→ Work to be completed:
Return each line of the items below that contains the word "Equity". Case counts.

→ Excerpted data:
#####

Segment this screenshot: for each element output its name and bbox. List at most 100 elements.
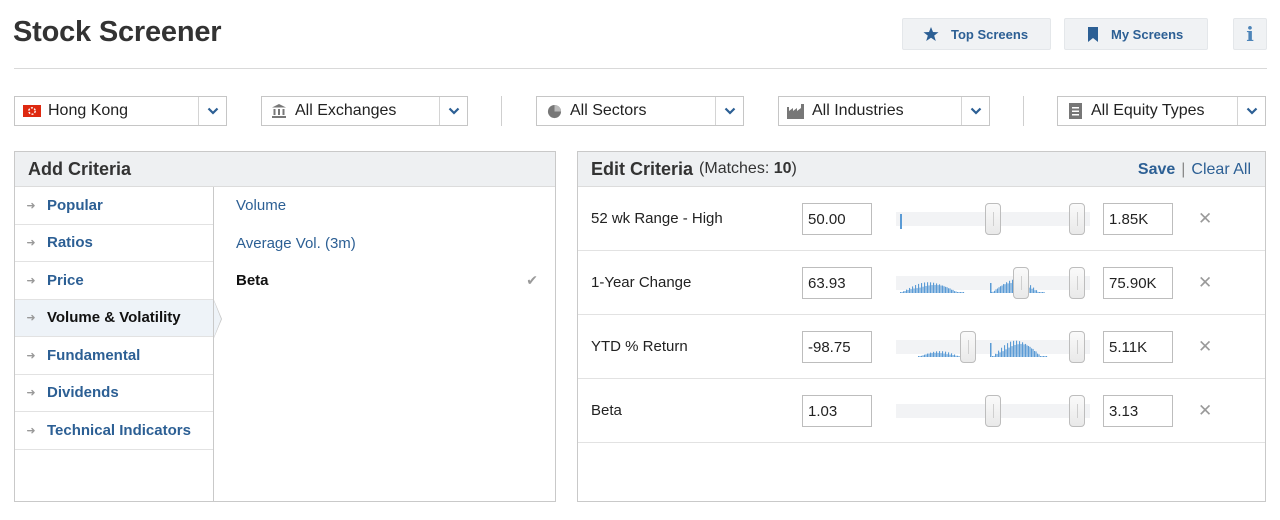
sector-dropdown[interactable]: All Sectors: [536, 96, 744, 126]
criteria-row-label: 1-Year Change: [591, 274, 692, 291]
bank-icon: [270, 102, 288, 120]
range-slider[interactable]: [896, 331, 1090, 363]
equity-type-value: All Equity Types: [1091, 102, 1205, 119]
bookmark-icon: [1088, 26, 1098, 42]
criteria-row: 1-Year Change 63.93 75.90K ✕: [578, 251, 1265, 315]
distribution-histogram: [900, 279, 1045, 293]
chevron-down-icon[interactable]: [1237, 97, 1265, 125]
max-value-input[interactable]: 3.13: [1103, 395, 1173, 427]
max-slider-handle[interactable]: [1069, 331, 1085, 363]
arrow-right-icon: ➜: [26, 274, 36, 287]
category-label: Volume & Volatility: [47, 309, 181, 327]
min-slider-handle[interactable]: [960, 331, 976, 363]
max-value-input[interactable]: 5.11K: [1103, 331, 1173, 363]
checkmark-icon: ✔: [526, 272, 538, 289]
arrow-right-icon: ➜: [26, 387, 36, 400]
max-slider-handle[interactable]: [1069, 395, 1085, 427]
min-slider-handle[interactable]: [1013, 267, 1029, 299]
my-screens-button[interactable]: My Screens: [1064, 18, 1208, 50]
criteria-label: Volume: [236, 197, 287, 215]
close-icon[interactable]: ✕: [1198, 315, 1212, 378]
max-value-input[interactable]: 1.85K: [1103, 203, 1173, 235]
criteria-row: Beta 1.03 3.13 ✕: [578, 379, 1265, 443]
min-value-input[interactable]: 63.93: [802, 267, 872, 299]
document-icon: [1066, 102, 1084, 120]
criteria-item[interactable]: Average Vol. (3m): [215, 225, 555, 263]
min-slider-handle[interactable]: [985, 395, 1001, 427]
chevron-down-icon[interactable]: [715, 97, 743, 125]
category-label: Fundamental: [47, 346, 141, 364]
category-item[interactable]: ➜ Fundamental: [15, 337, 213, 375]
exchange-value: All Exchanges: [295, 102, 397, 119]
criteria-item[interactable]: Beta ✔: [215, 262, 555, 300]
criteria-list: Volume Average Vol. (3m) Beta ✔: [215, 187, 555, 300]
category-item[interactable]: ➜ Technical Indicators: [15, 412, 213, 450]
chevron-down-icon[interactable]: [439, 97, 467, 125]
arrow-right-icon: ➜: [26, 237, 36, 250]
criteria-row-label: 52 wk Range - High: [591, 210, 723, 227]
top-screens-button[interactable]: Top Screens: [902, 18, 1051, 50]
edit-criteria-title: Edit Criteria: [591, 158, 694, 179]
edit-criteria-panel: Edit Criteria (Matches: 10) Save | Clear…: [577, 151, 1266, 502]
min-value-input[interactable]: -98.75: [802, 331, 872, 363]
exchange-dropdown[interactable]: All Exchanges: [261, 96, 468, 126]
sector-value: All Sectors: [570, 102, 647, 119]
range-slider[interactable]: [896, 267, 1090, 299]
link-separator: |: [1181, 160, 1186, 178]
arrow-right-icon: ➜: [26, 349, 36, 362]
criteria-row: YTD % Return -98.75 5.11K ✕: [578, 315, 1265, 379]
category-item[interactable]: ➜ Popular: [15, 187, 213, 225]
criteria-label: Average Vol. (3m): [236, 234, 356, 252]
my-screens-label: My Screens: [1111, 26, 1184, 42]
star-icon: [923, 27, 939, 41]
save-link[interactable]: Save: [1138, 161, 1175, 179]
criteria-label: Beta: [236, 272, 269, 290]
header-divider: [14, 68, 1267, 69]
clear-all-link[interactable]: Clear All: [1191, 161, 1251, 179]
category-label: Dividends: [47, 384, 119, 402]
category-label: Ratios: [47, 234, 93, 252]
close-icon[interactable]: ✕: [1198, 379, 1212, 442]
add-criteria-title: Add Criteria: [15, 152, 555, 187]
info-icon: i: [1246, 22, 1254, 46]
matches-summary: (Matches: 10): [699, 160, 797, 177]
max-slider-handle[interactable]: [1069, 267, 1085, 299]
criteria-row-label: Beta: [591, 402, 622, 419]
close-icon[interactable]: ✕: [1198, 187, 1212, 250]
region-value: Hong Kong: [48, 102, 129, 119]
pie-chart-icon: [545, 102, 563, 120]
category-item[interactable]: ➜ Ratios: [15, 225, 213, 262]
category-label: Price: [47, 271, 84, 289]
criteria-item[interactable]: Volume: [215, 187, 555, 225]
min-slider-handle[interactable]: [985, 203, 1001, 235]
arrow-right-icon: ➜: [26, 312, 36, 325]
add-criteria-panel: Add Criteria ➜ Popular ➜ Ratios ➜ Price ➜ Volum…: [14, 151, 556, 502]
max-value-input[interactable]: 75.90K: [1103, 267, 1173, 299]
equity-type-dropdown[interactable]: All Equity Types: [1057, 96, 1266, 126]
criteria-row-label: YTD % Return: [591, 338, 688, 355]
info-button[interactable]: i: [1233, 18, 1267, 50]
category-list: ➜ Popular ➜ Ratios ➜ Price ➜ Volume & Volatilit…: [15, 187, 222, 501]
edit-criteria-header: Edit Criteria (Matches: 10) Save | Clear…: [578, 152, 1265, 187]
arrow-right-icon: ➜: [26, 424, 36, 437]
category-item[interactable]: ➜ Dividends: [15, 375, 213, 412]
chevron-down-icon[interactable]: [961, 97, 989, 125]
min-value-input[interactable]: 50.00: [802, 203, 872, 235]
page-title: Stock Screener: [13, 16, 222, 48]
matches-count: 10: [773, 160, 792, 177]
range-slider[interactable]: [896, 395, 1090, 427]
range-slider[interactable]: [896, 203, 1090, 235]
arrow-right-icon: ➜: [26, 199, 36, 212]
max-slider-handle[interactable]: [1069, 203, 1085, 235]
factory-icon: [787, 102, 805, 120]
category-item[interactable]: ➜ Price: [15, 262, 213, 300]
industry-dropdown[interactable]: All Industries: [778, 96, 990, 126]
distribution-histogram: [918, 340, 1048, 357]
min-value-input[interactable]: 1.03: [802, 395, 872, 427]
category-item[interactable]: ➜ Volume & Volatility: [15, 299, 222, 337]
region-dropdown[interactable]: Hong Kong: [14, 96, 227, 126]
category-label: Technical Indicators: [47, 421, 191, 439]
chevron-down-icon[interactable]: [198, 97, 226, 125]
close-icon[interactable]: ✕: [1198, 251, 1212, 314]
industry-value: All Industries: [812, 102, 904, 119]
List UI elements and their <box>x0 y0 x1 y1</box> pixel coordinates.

#####

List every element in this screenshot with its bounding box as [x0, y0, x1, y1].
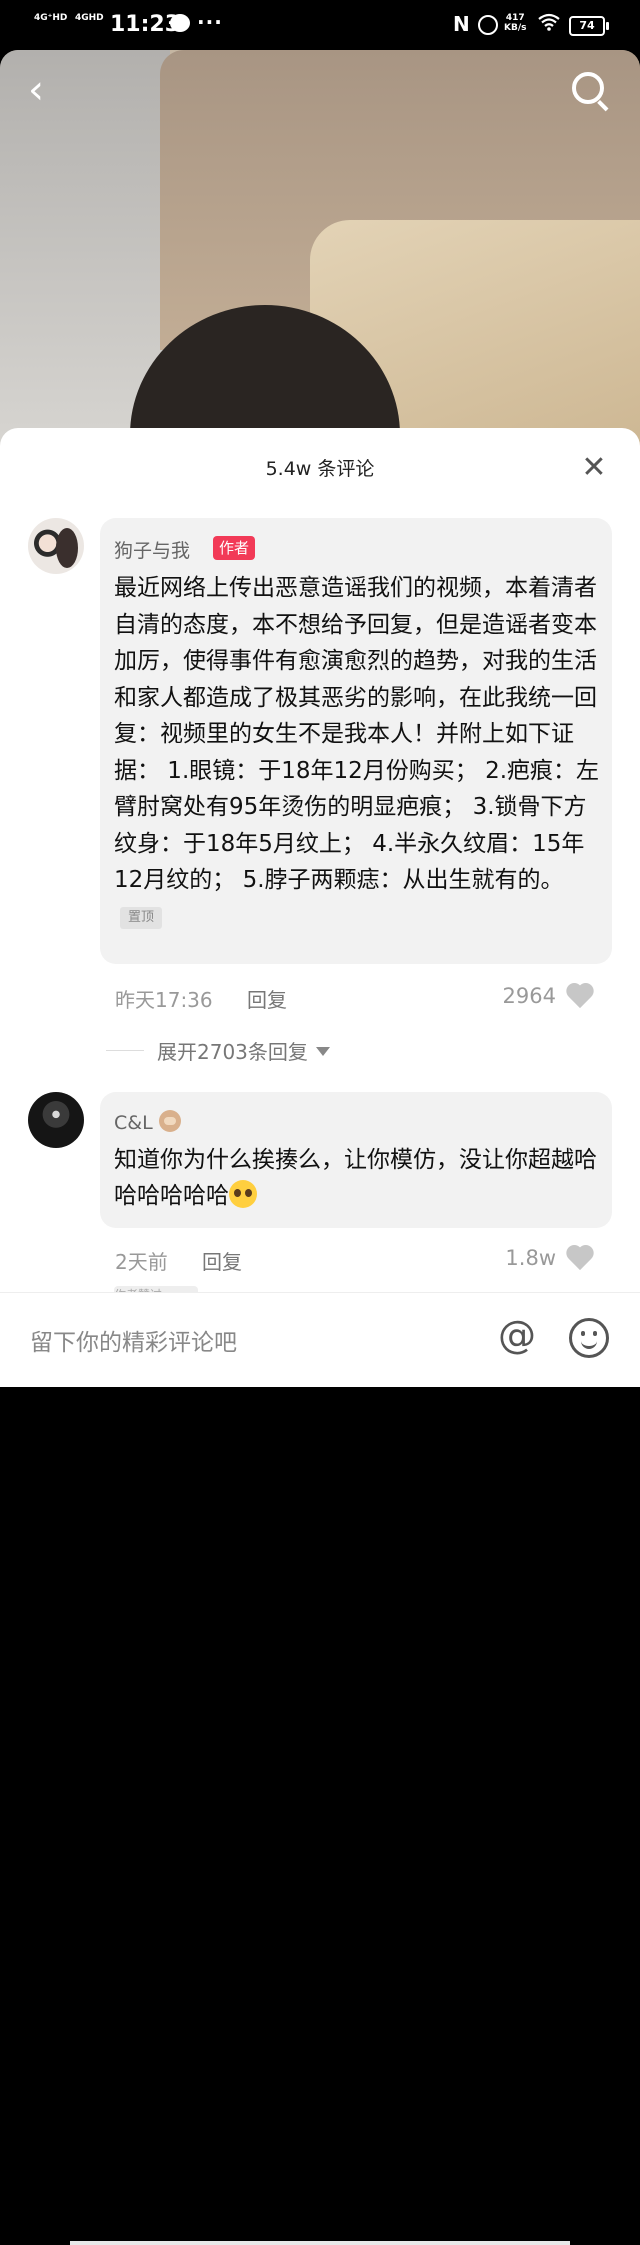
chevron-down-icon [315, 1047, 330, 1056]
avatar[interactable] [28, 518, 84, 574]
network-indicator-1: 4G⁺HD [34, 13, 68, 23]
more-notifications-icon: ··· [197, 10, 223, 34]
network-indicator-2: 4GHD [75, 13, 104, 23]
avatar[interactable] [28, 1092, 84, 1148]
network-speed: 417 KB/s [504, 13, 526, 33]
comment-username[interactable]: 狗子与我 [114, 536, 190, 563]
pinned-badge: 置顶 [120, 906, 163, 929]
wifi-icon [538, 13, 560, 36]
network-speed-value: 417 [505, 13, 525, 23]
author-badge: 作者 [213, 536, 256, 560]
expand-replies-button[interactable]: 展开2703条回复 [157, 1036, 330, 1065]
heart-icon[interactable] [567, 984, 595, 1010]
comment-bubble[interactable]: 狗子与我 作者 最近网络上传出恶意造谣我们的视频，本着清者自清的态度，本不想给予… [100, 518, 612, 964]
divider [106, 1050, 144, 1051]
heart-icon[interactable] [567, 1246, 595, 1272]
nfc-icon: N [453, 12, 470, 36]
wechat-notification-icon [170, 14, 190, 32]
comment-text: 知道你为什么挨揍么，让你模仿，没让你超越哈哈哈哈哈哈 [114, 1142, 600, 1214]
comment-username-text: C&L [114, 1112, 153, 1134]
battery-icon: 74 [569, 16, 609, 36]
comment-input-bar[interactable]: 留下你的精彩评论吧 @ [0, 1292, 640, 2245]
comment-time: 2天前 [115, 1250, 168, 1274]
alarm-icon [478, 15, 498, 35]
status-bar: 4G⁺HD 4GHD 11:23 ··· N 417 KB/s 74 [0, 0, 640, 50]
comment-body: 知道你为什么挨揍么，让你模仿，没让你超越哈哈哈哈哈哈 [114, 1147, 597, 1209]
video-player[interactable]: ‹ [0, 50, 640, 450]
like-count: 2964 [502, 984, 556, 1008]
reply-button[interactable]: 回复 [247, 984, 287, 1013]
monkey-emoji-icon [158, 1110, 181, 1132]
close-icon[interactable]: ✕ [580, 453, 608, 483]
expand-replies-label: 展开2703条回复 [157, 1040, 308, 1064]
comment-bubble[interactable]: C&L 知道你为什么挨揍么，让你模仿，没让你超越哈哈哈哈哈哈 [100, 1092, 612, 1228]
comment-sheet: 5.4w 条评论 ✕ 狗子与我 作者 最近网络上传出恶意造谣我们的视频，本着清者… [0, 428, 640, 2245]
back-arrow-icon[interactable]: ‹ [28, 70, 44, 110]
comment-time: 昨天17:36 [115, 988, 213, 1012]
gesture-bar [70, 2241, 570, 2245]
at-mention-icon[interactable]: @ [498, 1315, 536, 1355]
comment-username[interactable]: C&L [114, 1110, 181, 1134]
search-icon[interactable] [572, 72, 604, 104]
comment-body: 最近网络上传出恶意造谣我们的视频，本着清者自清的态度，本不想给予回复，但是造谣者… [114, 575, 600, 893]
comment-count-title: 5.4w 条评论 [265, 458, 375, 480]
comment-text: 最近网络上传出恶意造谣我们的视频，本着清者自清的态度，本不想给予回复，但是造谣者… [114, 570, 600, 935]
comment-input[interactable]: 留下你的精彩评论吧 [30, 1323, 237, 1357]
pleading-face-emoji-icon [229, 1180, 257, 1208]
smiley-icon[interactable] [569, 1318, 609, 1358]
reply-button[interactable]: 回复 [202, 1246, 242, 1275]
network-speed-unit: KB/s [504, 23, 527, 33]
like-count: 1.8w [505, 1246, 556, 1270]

#####

→ Complete response:
equity-type-value: All Equity Types: [1091, 102, 1205, 119]
equity-type-dropdown[interactable]: All Equity Types: [1057, 96, 1266, 126]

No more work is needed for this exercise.